Task objective. Can you pull out each line of the data below that includes the word "Output"?

Data for this exercise.
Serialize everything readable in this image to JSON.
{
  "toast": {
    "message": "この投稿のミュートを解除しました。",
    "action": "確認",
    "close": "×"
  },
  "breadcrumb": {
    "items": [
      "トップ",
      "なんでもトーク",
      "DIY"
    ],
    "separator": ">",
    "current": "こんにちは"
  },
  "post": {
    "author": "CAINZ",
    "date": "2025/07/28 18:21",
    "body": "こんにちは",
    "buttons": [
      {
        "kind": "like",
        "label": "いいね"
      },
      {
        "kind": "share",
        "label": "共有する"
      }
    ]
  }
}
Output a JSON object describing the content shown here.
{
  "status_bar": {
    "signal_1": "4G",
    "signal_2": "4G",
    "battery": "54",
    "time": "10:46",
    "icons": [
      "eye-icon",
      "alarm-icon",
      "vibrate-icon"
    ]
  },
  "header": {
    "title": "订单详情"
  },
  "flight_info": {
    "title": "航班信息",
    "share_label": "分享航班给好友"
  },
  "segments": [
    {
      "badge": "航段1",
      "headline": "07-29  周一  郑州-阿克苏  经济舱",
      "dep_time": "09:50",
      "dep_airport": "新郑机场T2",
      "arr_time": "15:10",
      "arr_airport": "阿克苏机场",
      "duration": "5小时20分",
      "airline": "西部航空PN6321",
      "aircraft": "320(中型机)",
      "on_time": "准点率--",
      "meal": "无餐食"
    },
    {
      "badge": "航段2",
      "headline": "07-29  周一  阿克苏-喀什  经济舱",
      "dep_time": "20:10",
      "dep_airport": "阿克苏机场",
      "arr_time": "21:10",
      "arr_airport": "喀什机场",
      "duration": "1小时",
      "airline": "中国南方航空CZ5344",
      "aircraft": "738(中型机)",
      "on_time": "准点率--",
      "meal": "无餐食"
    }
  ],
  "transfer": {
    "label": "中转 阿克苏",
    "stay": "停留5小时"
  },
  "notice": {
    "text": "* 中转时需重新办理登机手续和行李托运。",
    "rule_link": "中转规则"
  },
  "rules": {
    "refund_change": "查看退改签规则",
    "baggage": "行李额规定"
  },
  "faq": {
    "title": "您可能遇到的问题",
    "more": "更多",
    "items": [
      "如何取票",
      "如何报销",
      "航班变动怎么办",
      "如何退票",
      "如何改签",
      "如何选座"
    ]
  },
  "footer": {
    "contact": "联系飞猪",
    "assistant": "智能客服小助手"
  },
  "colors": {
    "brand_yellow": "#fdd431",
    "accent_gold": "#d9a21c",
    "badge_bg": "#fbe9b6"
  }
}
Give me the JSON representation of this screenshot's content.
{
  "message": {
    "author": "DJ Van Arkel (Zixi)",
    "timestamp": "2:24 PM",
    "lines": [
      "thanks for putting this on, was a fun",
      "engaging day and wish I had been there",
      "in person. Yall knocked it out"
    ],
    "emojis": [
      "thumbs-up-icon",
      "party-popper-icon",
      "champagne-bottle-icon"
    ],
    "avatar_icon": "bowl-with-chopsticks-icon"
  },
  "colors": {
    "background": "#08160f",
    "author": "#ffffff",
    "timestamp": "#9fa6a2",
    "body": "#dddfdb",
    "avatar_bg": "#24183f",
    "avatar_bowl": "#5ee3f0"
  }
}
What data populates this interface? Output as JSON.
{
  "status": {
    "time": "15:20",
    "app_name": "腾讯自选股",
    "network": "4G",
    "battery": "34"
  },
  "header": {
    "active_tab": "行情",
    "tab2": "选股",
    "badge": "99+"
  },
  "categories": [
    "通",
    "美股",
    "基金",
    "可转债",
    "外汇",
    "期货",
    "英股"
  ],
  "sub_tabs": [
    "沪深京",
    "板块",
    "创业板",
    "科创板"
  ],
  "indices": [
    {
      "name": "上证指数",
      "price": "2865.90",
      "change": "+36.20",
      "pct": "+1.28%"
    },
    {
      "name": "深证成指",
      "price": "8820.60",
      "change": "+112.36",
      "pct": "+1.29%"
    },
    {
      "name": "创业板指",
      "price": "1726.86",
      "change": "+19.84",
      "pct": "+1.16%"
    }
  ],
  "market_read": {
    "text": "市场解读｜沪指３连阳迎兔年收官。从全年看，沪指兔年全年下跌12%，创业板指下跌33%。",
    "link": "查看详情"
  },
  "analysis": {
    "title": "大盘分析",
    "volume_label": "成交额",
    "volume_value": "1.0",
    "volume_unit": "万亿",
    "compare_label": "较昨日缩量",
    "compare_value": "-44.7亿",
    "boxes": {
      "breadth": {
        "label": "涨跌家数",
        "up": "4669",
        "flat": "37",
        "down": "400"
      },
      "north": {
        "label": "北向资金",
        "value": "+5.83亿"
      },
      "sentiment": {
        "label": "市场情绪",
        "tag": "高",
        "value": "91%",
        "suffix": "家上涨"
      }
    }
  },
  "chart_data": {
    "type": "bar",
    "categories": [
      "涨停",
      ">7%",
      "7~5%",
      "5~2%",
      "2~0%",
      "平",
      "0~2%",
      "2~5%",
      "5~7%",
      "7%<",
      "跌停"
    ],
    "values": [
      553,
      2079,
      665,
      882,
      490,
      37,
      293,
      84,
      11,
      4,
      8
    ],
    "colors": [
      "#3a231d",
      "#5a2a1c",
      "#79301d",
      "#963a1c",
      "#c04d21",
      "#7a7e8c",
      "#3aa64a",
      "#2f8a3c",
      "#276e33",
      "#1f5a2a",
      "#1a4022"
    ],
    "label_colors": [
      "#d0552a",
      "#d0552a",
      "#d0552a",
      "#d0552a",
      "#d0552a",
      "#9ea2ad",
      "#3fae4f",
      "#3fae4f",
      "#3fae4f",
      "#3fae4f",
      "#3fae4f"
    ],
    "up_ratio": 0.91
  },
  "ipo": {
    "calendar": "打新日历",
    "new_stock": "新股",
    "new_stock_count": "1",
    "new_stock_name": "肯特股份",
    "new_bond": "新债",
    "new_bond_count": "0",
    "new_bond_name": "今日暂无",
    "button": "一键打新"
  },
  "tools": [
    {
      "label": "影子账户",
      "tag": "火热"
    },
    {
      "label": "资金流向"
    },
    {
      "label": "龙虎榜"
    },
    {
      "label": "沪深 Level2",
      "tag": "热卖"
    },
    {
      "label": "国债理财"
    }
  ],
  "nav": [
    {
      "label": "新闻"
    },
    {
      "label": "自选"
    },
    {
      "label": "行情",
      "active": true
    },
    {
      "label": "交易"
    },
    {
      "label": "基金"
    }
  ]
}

Exercise result.
Output a JSON object describing the content shown here.
What data populates this interface? Output as JSON.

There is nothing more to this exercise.